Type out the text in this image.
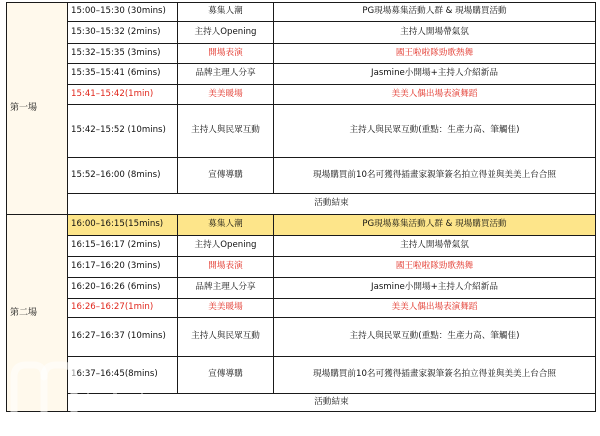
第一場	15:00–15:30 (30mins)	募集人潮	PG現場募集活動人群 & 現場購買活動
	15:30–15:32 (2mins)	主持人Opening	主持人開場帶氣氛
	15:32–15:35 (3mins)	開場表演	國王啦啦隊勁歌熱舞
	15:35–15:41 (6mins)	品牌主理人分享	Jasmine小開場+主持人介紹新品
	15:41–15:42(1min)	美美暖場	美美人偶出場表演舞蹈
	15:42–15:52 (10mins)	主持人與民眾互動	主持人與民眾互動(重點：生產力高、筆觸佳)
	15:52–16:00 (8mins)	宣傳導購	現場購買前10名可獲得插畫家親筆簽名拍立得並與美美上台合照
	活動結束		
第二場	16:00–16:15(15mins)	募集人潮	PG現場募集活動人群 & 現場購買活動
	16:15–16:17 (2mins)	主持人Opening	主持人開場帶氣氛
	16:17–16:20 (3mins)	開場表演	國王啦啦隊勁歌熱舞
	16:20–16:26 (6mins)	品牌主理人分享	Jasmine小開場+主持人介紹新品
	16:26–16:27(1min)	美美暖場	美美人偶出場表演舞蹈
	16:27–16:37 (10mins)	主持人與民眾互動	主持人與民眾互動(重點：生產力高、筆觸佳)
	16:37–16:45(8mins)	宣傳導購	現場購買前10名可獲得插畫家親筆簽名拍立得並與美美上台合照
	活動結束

▶ **REQUIRED TASK**
Locate all lines in the listing above with the word "Jasmine小開場". Copy them.

▶ **TASK OUTPUT**
	15:35–15:41 (6mins)	品牌主理人分享	Jasmine小開場+主持人介紹新品
	16:20–16:26 (6mins)	品牌主理人分享	Jasmine小開場+主持人介紹新品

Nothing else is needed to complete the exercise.